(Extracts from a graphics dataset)
-=-=-=-=-

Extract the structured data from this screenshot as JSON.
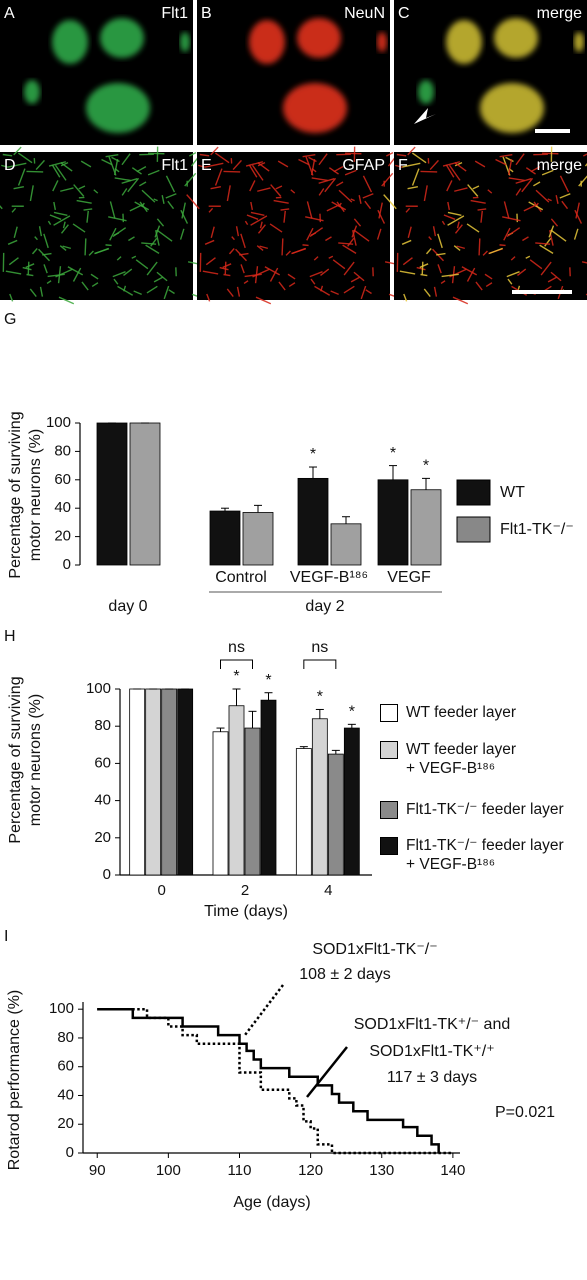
{
  "panels": [
    {
      "letter": "A",
      "label": "Flt1"
    },
    {
      "letter": "B",
      "label": "NeuN"
    },
    {
      "letter": "C",
      "label": "merge"
    },
    {
      "letter": "D",
      "label": "Flt1"
    },
    {
      "letter": "E",
      "label": "GFAP"
    },
    {
      "letter": "F",
      "label": "merge"
    }
  ],
  "chart_data": [
    {
      "type": "bar",
      "panel": "G",
      "ylabel": [
        "Percentage of surviving",
        "motor neurons (%)"
      ],
      "categories": [
        "day 0",
        "Control",
        "VEGF-B¹⁸⁶",
        "VEGF"
      ],
      "group_label": "day 2",
      "ylim": [
        0,
        100
      ],
      "yticks": [
        0,
        20,
        40,
        60,
        80,
        100
      ],
      "legend": "right",
      "series": [
        {
          "name": "WT",
          "color": "#111111",
          "values": [
            100,
            38,
            61,
            60
          ],
          "errors": [
            0,
            2,
            8,
            10
          ],
          "significance": [
            null,
            null,
            "*",
            "*"
          ]
        },
        {
          "name": "Flt1-TK⁻/⁻",
          "color": "#a0a0a0",
          "values": [
            100,
            37,
            29,
            53
          ],
          "errors": [
            0,
            5,
            5,
            8
          ],
          "significance": [
            null,
            null,
            null,
            "*"
          ]
        }
      ]
    },
    {
      "type": "bar",
      "panel": "H",
      "ylabel": [
        "Percentage of surviving",
        "motor neurons (%)"
      ],
      "xlabel": "Time (days)",
      "categories": [
        "0",
        "2",
        "4"
      ],
      "ylim": [
        0,
        100
      ],
      "yticks": [
        0,
        20,
        40,
        60,
        80,
        100
      ],
      "ns_labels": [
        null,
        "ns",
        "ns"
      ],
      "legend": "right",
      "series": [
        {
          "name": "WT feeder layer",
          "color": "#ffffff",
          "values": [
            100,
            77,
            68
          ],
          "errors": [
            0,
            2,
            1
          ],
          "significance": [
            null,
            null,
            null
          ]
        },
        {
          "name": "WT feeder layer + VEGF-B¹⁸⁶",
          "color": "#d4d4d4",
          "values": [
            100,
            91,
            84
          ],
          "errors": [
            0,
            9,
            5
          ],
          "significance": [
            null,
            "*",
            "*"
          ]
        },
        {
          "name": "Flt1-TK⁻/⁻ feeder layer",
          "color": "#8a8a8a",
          "values": [
            100,
            79,
            65
          ],
          "errors": [
            0,
            9,
            2
          ],
          "significance": [
            null,
            null,
            null
          ]
        },
        {
          "name": "Flt1-TK⁻/⁻ feeder layer + VEGF-B¹⁸⁶",
          "color": "#111111",
          "values": [
            100,
            94,
            79
          ],
          "errors": [
            0,
            4,
            2
          ],
          "significance": [
            null,
            "*",
            "*"
          ]
        }
      ]
    },
    {
      "type": "line",
      "step": true,
      "panel": "I",
      "ylabel": "Rotarod  performance (%)",
      "xlabel": "Age (days)",
      "xlim": [
        88,
        141
      ],
      "ylim": [
        0,
        105
      ],
      "xticks": [
        90,
        100,
        110,
        120,
        130,
        140
      ],
      "yticks": [
        0,
        20,
        40,
        60,
        80,
        100
      ],
      "p_value": "P=0.021",
      "series": [
        {
          "annotation": [
            "SOD1xFlt1-TK⁻/⁻",
            "108 ± 2 days"
          ],
          "color": "#000000",
          "dash": "dotted",
          "x": [
            90,
            97,
            97,
            100,
            100,
            102,
            102,
            104,
            104,
            110,
            110,
            113,
            113,
            117,
            117,
            118,
            118,
            119,
            119,
            120,
            120,
            121,
            121,
            123,
            123,
            140
          ],
          "values": [
            100,
            100,
            94,
            94,
            88,
            88,
            82,
            82,
            76,
            76,
            56,
            56,
            44,
            44,
            38,
            38,
            33,
            33,
            22,
            22,
            17,
            17,
            6,
            6,
            0,
            0
          ]
        },
        {
          "annotation": [
            "SOD1xFlt1-TK⁺/⁻ and",
            "SOD1xFlt1-TK⁺/⁺",
            "117 ± 3 days"
          ],
          "color": "#000000",
          "dash": "solid",
          "x": [
            90,
            95,
            95,
            102,
            102,
            107,
            107,
            110,
            110,
            111,
            111,
            112,
            112,
            113,
            113,
            117,
            117,
            121,
            121,
            123,
            123,
            124,
            124,
            126,
            126,
            128,
            128,
            133,
            133,
            135,
            135,
            137,
            137,
            138,
            138
          ],
          "values": [
            100,
            100,
            94,
            94,
            88,
            88,
            82,
            82,
            76,
            76,
            71,
            71,
            65,
            65,
            59,
            59,
            53,
            53,
            47,
            47,
            41,
            41,
            35,
            35,
            29,
            29,
            23,
            23,
            18,
            18,
            12,
            12,
            6,
            6,
            0
          ]
        }
      ]
    }
  ]
}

-=-=-=-=-

Reproduce the entries above without change, omitting all pictures.

Extract the structured data from this screenshot as JSON.
{
  "panels": [
    {
      "letter": "A",
      "label": "Flt1"
    },
    {
      "letter": "B",
      "label": "NeuN"
    },
    {
      "letter": "C",
      "label": "merge"
    },
    {
      "letter": "D",
      "label": "Flt1"
    },
    {
      "letter": "E",
      "label": "GFAP"
    },
    {
      "letter": "F",
      "label": "merge"
    }
  ],
  "chart_data": [
    {
      "type": "bar",
      "panel": "G",
      "ylabel": [
        "Percentage of surviving",
        "motor neurons (%)"
      ],
      "categories": [
        "day 0",
        "Control",
        "VEGF-B¹⁸⁶",
        "VEGF"
      ],
      "group_label": "day 2",
      "ylim": [
        0,
        100
      ],
      "yticks": [
        0,
        20,
        40,
        60,
        80,
        100
      ],
      "legend": "right",
      "series": [
        {
          "name": "WT",
          "color": "#111111",
          "values": [
            100,
            38,
            61,
            60
          ],
          "errors": [
            0,
            2,
            8,
            10
          ],
          "significance": [
            null,
            null,
            "*",
            "*"
          ]
        },
        {
          "name": "Flt1-TK⁻/⁻",
          "color": "#a0a0a0",
          "values": [
            100,
            37,
            29,
            53
          ],
          "errors": [
            0,
            5,
            5,
            8
          ],
          "significance": [
            null,
            null,
            null,
            "*"
          ]
        }
      ]
    },
    {
      "type": "bar",
      "panel": "H",
      "ylabel": [
        "Percentage of surviving",
        "motor neurons (%)"
      ],
      "xlabel": "Time (days)",
      "categories": [
        "0",
        "2",
        "4"
      ],
      "ylim": [
        0,
        100
      ],
      "yticks": [
        0,
        20,
        40,
        60,
        80,
        100
      ],
      "ns_labels": [
        null,
        "ns",
        "ns"
      ],
      "legend": "right",
      "series": [
        {
          "name": "WT feeder layer",
          "color": "#ffffff",
          "values": [
            100,
            77,
            68
          ],
          "errors": [
            0,
            2,
            1
          ],
          "significance": [
            null,
            null,
            null
          ]
        },
        {
          "name": "WT feeder layer + VEGF-B¹⁸⁶",
          "color": "#d4d4d4",
          "values": [
            100,
            91,
            84
          ],
          "errors": [
            0,
            9,
            5
          ],
          "significance": [
            null,
            "*",
            "*"
          ]
        },
        {
          "name": "Flt1-TK⁻/⁻ feeder layer",
          "color": "#8a8a8a",
          "values": [
            100,
            79,
            65
          ],
          "errors": [
            0,
            9,
            2
          ],
          "significance": [
            null,
            null,
            null
          ]
        },
        {
          "name": "Flt1-TK⁻/⁻ feeder layer + VEGF-B¹⁸⁶",
          "color": "#111111",
          "values": [
            100,
            94,
            79
          ],
          "errors": [
            0,
            4,
            2
          ],
          "significance": [
            null,
            "*",
            "*"
          ]
        }
      ]
    },
    {
      "type": "line",
      "step": true,
      "panel": "I",
      "ylabel": "Rotarod  performance (%)",
      "xlabel": "Age (days)",
      "xlim": [
        88,
        141
      ],
      "ylim": [
        0,
        105
      ],
      "xticks": [
        90,
        100,
        110,
        120,
        130,
        140
      ],
      "yticks": [
        0,
        20,
        40,
        60,
        80,
        100
      ],
      "p_value": "P=0.021",
      "series": [
        {
          "annotation": [
            "SOD1xFlt1-TK⁻/⁻",
            "108 ± 2 days"
          ],
          "color": "#000000",
          "dash": "dotted",
          "x": [
            90,
            97,
            97,
            100,
            100,
            102,
            102,
            104,
            104,
            110,
            110,
            113,
            113,
            117,
            117,
            118,
            118,
            119,
            119,
            120,
            120,
            121,
            121,
            123,
            123,
            140
          ],
          "values": [
            100,
            100,
            94,
            94,
            88,
            88,
            82,
            82,
            76,
            76,
            56,
            56,
            44,
            44,
            38,
            38,
            33,
            33,
            22,
            22,
            17,
            17,
            6,
            6,
            0,
            0
          ]
        },
        {
          "annotation": [
            "SOD1xFlt1-TK⁺/⁻ and",
            "SOD1xFlt1-TK⁺/⁺",
            "117 ± 3 days"
          ],
          "color": "#000000",
          "dash": "solid",
          "x": [
            90,
            95,
            95,
            102,
            102,
            107,
            107,
            110,
            110,
            111,
            111,
            112,
            112,
            113,
            113,
            117,
            117,
            121,
            121,
            123,
            123,
            124,
            124,
            126,
            126,
            128,
            128,
            133,
            133,
            135,
            135,
            137,
            137,
            138,
            138
          ],
          "values": [
            100,
            100,
            94,
            94,
            88,
            88,
            82,
            82,
            76,
            76,
            71,
            71,
            65,
            65,
            59,
            59,
            53,
            53,
            47,
            47,
            41,
            41,
            35,
            35,
            29,
            29,
            23,
            23,
            18,
            18,
            12,
            12,
            6,
            6,
            0
          ]
        }
      ]
    }
  ]
}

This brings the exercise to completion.